__What you are asked to do__. Working from the material below, print the lines from the line holding "Convert this screenshot" through its final line, inclusive, exactly and with nothing else; pictures are excluded.

+++ Given data +++

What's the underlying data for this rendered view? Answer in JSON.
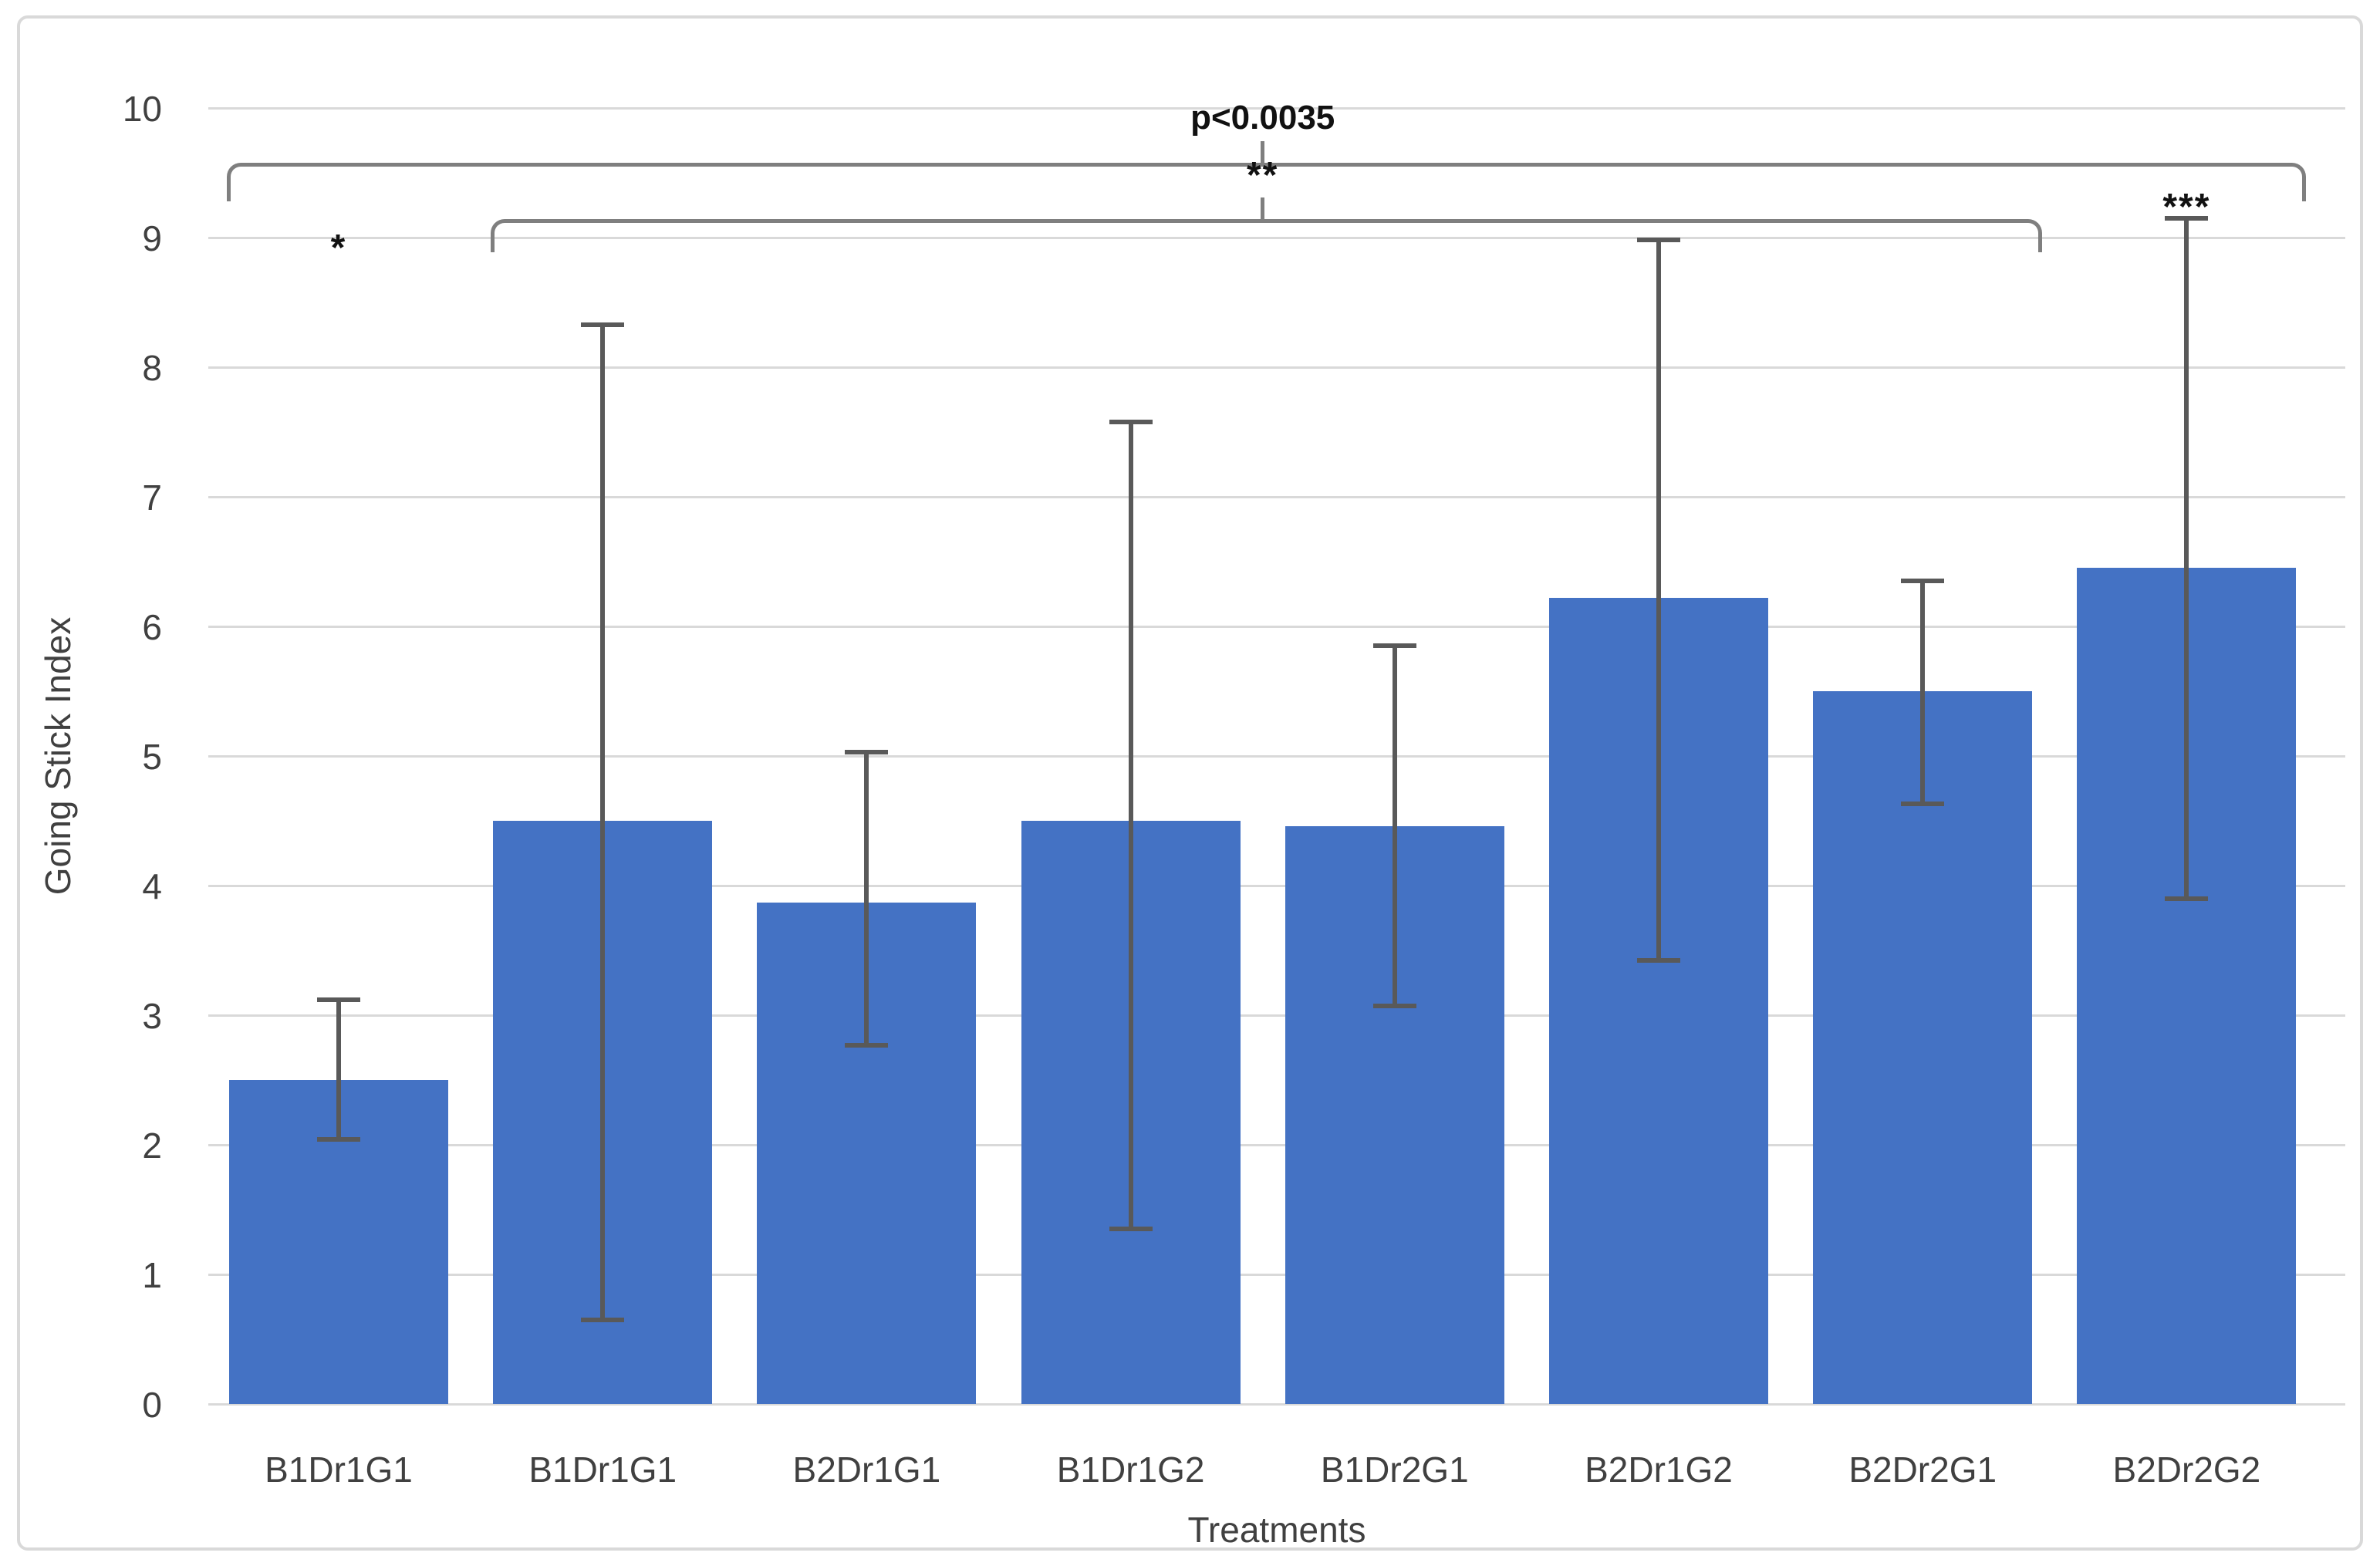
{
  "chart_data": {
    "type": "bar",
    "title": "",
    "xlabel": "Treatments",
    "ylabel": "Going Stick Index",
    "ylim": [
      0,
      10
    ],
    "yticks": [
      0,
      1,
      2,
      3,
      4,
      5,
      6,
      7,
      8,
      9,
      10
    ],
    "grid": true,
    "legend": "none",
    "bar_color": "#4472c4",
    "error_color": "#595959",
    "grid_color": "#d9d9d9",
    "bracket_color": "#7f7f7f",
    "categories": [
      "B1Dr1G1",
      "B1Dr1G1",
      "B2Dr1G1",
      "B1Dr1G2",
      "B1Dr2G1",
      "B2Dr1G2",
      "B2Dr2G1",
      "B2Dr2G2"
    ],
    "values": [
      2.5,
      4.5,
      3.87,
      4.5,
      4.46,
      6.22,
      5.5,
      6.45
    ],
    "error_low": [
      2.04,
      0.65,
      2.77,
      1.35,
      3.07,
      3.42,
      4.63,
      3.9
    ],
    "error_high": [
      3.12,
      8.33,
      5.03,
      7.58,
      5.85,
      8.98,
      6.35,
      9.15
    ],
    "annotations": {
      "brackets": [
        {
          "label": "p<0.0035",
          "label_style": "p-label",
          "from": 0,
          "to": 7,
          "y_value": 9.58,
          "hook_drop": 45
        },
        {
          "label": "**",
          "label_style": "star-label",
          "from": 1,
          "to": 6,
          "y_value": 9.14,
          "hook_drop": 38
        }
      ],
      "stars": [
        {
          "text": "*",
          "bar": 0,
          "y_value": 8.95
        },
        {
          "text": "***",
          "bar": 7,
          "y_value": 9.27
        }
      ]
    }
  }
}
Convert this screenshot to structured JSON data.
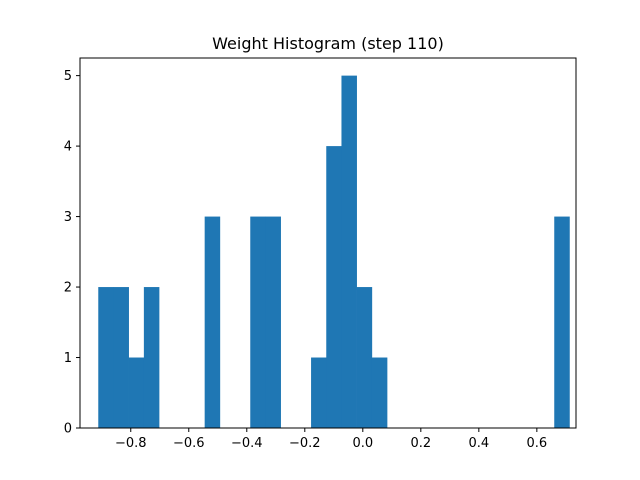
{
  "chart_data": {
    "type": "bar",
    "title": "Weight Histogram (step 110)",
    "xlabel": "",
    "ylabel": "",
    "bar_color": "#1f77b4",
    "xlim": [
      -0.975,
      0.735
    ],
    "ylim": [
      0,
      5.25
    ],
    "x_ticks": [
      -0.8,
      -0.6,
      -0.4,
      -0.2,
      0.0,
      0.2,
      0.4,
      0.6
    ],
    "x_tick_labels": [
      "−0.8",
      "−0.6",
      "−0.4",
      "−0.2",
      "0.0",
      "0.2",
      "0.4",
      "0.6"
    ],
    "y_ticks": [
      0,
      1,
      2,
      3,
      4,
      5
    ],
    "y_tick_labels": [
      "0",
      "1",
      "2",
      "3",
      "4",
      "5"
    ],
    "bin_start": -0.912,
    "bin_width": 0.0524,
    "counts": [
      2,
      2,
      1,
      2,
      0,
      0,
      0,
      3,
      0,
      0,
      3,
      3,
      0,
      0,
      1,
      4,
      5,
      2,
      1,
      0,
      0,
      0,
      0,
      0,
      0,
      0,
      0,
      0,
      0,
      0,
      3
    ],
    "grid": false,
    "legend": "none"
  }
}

+++

__Solution to the problem__.
Convert this screenshot to structured JSON data.
{
  "chart_data": {
    "type": "bar",
    "title": "Weight Histogram (step 110)",
    "xlabel": "",
    "ylabel": "",
    "bar_color": "#1f77b4",
    "xlim": [
      -0.975,
      0.735
    ],
    "ylim": [
      0,
      5.25
    ],
    "x_ticks": [
      -0.8,
      -0.6,
      -0.4,
      -0.2,
      0.0,
      0.2,
      0.4,
      0.6
    ],
    "x_tick_labels": [
      "−0.8",
      "−0.6",
      "−0.4",
      "−0.2",
      "0.0",
      "0.2",
      "0.4",
      "0.6"
    ],
    "y_ticks": [
      0,
      1,
      2,
      3,
      4,
      5
    ],
    "y_tick_labels": [
      "0",
      "1",
      "2",
      "3",
      "4",
      "5"
    ],
    "bin_start": -0.912,
    "bin_width": 0.0524,
    "counts": [
      2,
      2,
      1,
      2,
      0,
      0,
      0,
      3,
      0,
      0,
      3,
      3,
      0,
      0,
      1,
      4,
      5,
      2,
      1,
      0,
      0,
      0,
      0,
      0,
      0,
      0,
      0,
      0,
      0,
      0,
      3
    ],
    "grid": false,
    "legend": "none"
  }
}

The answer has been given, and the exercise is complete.